> [Dataset items]:

_ _ _ _ _ _ _

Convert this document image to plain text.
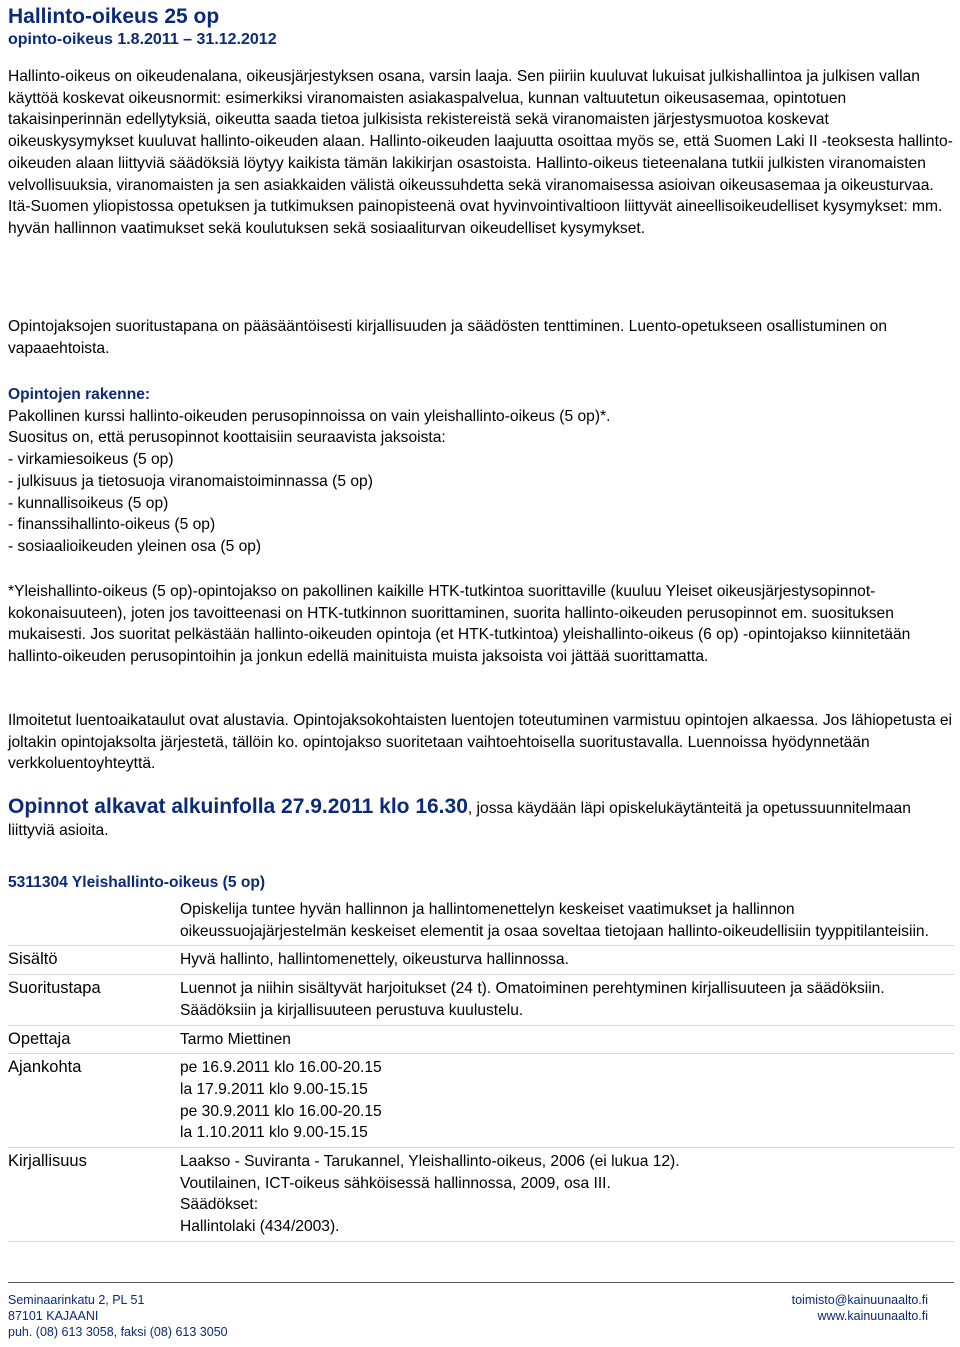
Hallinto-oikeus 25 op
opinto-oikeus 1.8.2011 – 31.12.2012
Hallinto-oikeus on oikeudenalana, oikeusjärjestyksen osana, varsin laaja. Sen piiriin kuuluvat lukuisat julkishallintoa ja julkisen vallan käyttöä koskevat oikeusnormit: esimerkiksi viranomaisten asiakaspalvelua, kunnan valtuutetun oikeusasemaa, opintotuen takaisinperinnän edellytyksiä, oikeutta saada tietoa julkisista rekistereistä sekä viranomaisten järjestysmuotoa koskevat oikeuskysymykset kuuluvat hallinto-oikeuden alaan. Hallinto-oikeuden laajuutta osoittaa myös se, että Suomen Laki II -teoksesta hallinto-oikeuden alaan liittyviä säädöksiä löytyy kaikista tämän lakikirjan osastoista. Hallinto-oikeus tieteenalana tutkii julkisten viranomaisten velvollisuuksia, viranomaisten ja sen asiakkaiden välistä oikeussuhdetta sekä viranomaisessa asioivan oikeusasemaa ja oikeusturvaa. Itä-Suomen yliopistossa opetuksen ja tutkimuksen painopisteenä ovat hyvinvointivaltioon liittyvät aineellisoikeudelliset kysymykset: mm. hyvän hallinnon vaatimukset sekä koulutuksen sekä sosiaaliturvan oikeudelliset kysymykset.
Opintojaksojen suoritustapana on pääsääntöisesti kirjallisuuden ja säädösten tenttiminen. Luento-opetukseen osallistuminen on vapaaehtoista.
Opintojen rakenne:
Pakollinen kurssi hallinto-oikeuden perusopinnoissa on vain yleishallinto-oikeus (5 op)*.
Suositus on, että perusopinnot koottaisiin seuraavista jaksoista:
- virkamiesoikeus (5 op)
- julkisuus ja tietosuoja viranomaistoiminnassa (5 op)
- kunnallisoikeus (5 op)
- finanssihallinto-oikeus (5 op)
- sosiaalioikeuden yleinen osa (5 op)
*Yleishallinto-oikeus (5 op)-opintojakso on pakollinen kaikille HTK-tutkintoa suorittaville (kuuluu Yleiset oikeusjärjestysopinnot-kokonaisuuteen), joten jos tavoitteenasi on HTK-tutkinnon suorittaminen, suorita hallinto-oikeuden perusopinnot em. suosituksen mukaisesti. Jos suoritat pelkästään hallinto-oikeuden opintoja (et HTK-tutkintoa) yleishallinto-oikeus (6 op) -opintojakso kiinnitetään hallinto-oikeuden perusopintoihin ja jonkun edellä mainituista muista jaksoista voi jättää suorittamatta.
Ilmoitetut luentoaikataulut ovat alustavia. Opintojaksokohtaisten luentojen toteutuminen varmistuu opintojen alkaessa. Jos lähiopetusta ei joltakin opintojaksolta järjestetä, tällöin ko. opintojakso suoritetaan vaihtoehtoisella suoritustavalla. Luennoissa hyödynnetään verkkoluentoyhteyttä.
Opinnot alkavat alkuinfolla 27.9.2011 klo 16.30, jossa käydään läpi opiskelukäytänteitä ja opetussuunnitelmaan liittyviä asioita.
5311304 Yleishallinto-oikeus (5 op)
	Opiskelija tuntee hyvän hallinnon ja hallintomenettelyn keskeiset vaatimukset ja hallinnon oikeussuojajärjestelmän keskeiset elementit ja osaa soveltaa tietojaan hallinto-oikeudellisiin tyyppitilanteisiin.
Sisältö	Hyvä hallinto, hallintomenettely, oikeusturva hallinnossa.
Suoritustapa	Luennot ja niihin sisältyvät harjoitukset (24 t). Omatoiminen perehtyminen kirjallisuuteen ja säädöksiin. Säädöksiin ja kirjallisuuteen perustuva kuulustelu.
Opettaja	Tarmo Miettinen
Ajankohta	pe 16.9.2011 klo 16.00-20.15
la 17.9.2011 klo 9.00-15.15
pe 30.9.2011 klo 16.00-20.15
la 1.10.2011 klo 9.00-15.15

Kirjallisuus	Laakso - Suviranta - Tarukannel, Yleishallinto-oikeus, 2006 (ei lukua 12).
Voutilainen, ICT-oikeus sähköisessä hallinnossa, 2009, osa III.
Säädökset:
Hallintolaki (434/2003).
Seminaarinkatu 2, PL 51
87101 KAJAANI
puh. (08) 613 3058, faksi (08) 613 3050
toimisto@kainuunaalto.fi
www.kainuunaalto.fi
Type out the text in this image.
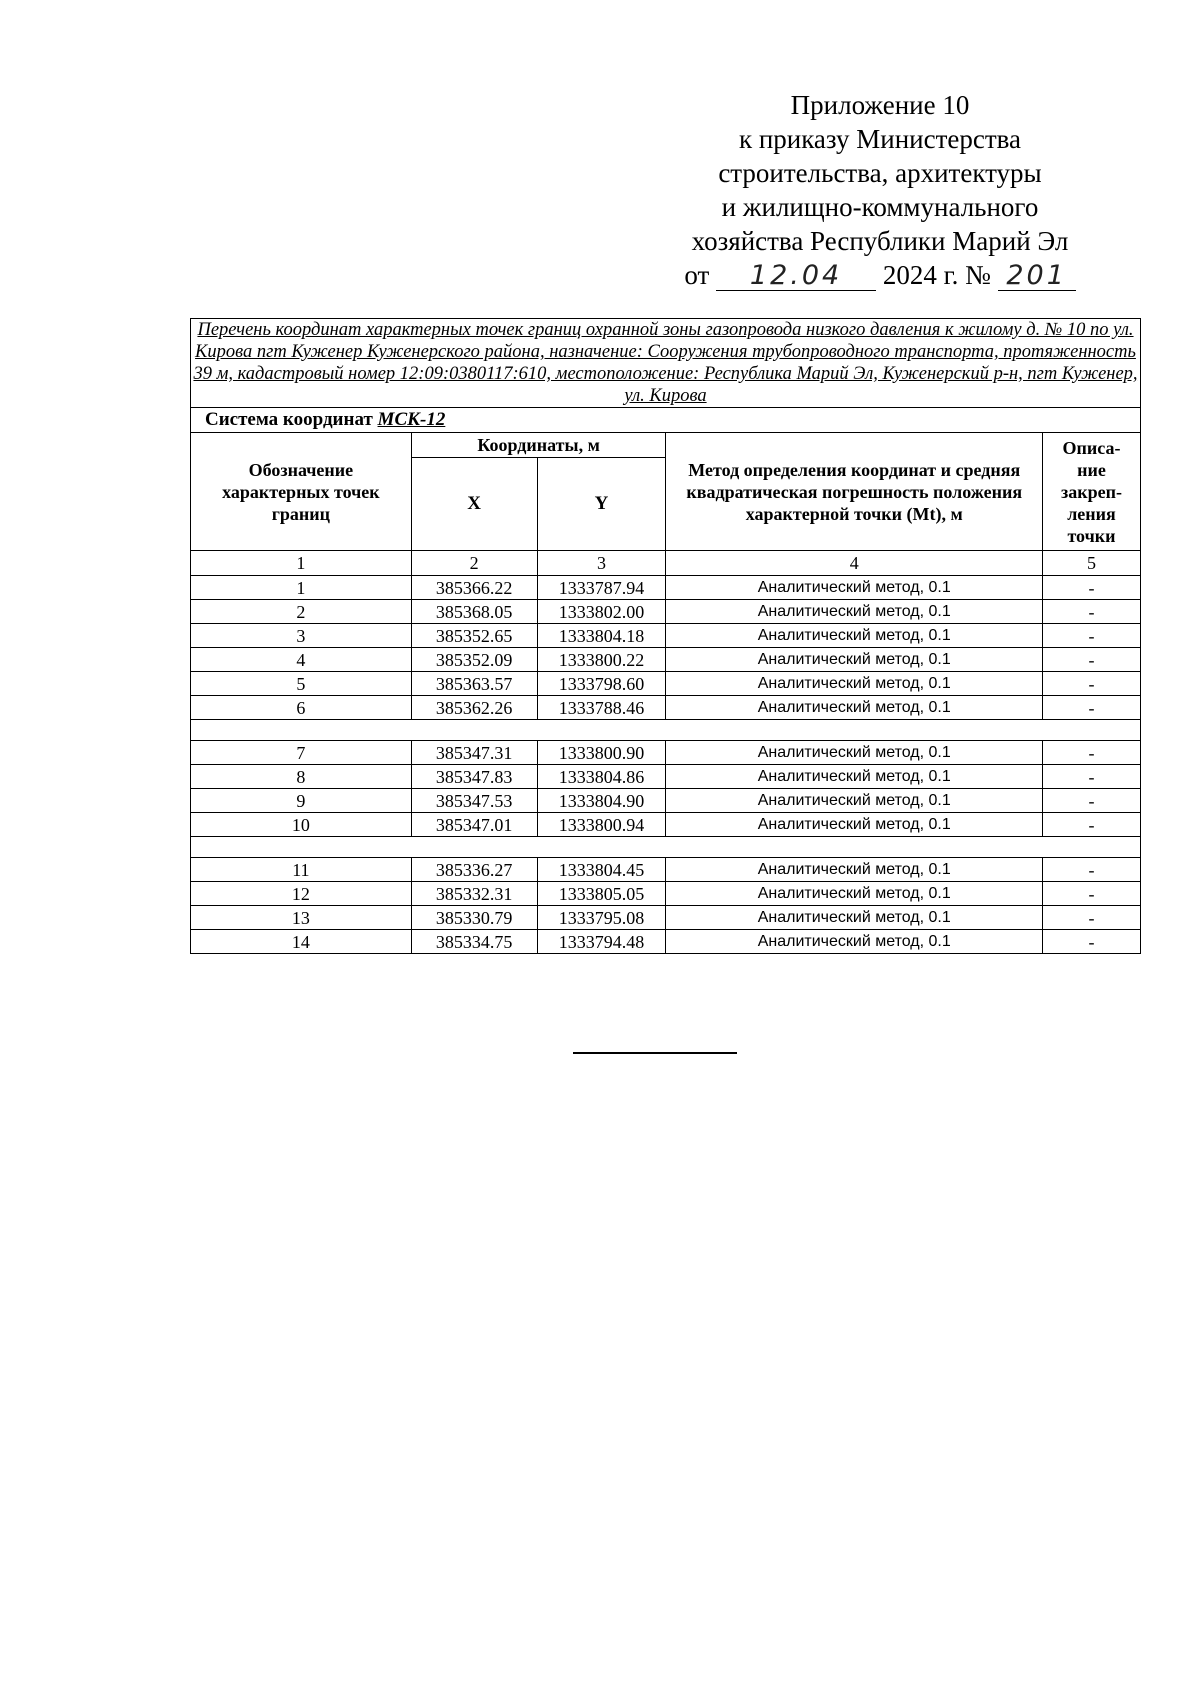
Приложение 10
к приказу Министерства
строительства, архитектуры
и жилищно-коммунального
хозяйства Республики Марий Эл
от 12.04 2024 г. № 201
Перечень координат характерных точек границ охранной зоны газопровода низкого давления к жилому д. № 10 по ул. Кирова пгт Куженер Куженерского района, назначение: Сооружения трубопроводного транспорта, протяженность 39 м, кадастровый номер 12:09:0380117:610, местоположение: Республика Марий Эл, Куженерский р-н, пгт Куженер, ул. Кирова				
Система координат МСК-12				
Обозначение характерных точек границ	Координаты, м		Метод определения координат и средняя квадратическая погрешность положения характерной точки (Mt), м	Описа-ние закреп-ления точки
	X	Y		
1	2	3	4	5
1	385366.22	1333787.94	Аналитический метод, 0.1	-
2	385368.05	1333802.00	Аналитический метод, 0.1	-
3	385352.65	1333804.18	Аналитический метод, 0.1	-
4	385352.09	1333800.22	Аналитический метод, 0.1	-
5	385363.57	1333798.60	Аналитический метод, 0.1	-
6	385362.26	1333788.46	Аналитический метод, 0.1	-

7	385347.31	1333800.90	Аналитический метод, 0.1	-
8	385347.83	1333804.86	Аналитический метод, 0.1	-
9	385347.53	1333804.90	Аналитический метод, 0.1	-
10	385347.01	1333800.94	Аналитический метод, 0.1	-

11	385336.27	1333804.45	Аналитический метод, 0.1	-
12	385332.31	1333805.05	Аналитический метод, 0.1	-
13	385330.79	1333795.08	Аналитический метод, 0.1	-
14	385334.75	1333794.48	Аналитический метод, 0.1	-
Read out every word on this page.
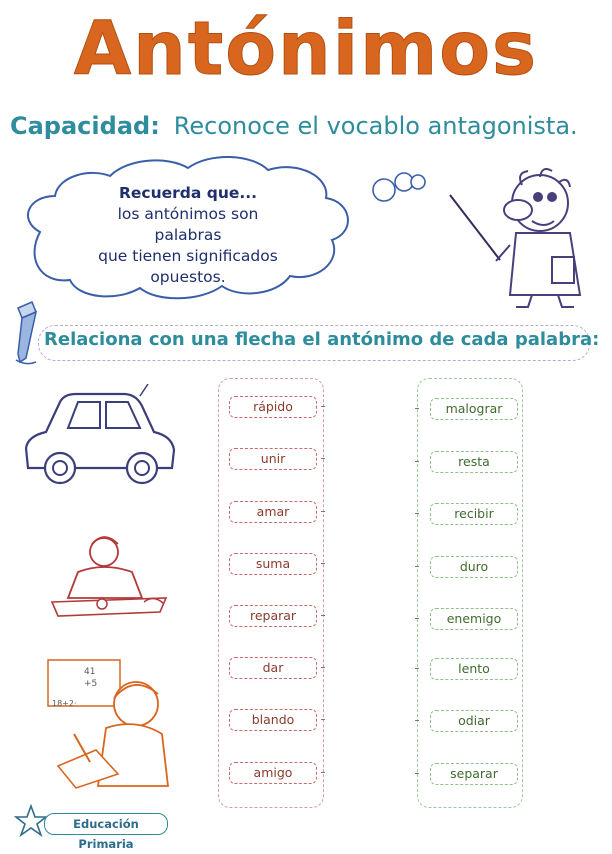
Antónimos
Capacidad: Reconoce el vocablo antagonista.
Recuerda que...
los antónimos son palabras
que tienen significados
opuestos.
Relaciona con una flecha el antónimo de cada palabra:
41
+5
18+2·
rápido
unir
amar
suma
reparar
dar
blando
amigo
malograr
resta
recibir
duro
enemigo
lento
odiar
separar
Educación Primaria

_ _ _ _ _ _ _

> [GOAL]: Look through the data above. Find each line with the string "точек" and copy it.

> [ANSWER TO THIS PROBLEM]:
Перечень координат характерных точек границ охранной зоны газопровода низкого давления к жилому д. № 10 по ул. Кирова пгт Куженер Куженерского района, назначение: Сооружения трубопроводного транспорта, протяженность 39 м, кадастровый номер 12:09:0380117:610, местоположение: Республика Марий Эл, Куженерский р-н, пгт Куженер, ул. Кирова				
Обозначение характерных точек границ	Координаты, м		Метод определения координат и средняя квадратическая погрешность положения характерной точки (Mt), м	Описа-ние закреп-ления точки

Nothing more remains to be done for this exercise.